**Problem to solve:** Set down every entry again word for word, please, but skip the pictures.

**Data section:**

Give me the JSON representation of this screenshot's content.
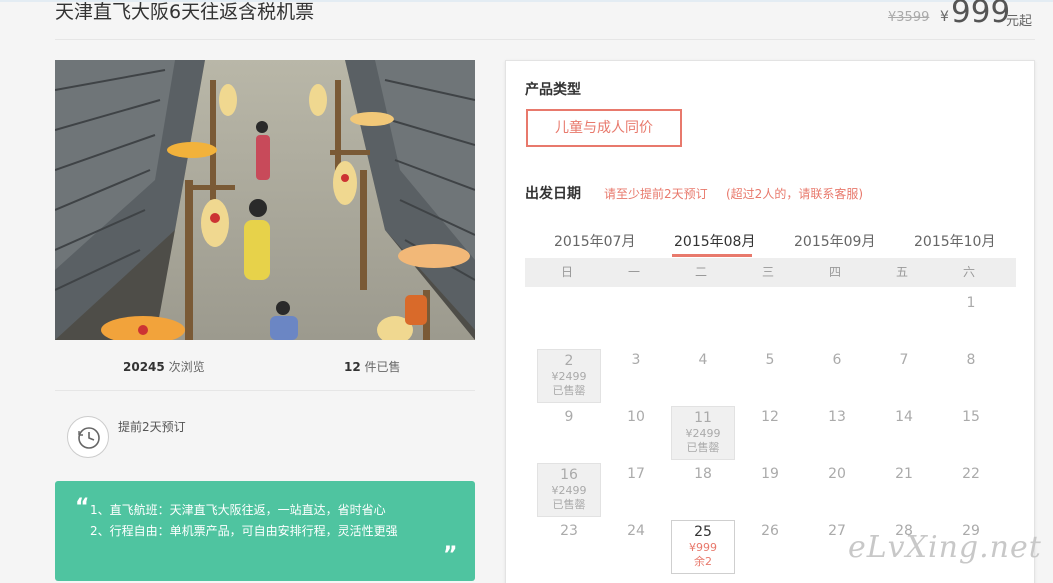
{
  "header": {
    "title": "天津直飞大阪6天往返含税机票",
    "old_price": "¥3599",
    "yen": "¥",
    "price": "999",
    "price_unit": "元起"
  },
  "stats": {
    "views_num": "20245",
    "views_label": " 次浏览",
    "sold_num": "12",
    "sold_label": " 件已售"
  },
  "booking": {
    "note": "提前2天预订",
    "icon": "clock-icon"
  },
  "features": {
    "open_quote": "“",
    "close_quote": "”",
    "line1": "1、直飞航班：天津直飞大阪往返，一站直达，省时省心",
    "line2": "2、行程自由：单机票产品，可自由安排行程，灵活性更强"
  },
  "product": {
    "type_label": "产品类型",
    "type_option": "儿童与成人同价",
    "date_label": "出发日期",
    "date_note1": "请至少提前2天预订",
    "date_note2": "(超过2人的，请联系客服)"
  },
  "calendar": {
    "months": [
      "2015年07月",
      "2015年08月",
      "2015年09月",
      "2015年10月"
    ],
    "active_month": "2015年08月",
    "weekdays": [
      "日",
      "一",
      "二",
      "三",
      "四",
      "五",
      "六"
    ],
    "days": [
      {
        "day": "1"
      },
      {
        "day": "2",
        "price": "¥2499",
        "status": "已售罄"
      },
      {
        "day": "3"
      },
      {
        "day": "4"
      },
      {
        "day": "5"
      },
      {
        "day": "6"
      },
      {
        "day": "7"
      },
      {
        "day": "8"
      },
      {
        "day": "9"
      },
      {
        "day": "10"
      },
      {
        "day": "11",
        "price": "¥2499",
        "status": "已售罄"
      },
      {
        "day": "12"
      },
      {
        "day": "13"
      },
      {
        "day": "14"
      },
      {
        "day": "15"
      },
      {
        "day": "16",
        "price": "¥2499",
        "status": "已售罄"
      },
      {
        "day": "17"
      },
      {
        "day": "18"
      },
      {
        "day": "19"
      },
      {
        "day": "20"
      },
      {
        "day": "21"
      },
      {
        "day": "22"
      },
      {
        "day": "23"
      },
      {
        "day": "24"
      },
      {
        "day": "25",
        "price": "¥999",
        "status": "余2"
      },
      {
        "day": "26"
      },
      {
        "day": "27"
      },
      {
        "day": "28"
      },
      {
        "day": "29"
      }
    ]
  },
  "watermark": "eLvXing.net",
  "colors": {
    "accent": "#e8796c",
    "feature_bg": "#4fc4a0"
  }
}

**Answer to this task:**
Give me the JSON representation of this screenshot's content.
{
  "header": {
    "title": "天津直飞大阪6天往返含税机票",
    "old_price": "¥3599",
    "yen": "¥",
    "price": "999",
    "price_unit": "元起"
  },
  "stats": {
    "views_num": "20245",
    "views_label": " 次浏览",
    "sold_num": "12",
    "sold_label": " 件已售"
  },
  "booking": {
    "note": "提前2天预订",
    "icon": "clock-icon"
  },
  "features": {
    "open_quote": "“",
    "close_quote": "”",
    "line1": "1、直飞航班：天津直飞大阪往返，一站直达，省时省心",
    "line2": "2、行程自由：单机票产品，可自由安排行程，灵活性更强"
  },
  "product": {
    "type_label": "产品类型",
    "type_option": "儿童与成人同价",
    "date_label": "出发日期",
    "date_note1": "请至少提前2天预订",
    "date_note2": "(超过2人的，请联系客服)"
  },
  "calendar": {
    "months": [
      "2015年07月",
      "2015年08月",
      "2015年09月",
      "2015年10月"
    ],
    "active_month": "2015年08月",
    "weekdays": [
      "日",
      "一",
      "二",
      "三",
      "四",
      "五",
      "六"
    ],
    "days": [
      {
        "day": "1"
      },
      {
        "day": "2",
        "price": "¥2499",
        "status": "已售罄"
      },
      {
        "day": "3"
      },
      {
        "day": "4"
      },
      {
        "day": "5"
      },
      {
        "day": "6"
      },
      {
        "day": "7"
      },
      {
        "day": "8"
      },
      {
        "day": "9"
      },
      {
        "day": "10"
      },
      {
        "day": "11",
        "price": "¥2499",
        "status": "已售罄"
      },
      {
        "day": "12"
      },
      {
        "day": "13"
      },
      {
        "day": "14"
      },
      {
        "day": "15"
      },
      {
        "day": "16",
        "price": "¥2499",
        "status": "已售罄"
      },
      {
        "day": "17"
      },
      {
        "day": "18"
      },
      {
        "day": "19"
      },
      {
        "day": "20"
      },
      {
        "day": "21"
      },
      {
        "day": "22"
      },
      {
        "day": "23"
      },
      {
        "day": "24"
      },
      {
        "day": "25",
        "price": "¥999",
        "status": "余2"
      },
      {
        "day": "26"
      },
      {
        "day": "27"
      },
      {
        "day": "28"
      },
      {
        "day": "29"
      }
    ]
  },
  "watermark": "eLvXing.net",
  "colors": {
    "accent": "#e8796c",
    "feature_bg": "#4fc4a0"
  }
}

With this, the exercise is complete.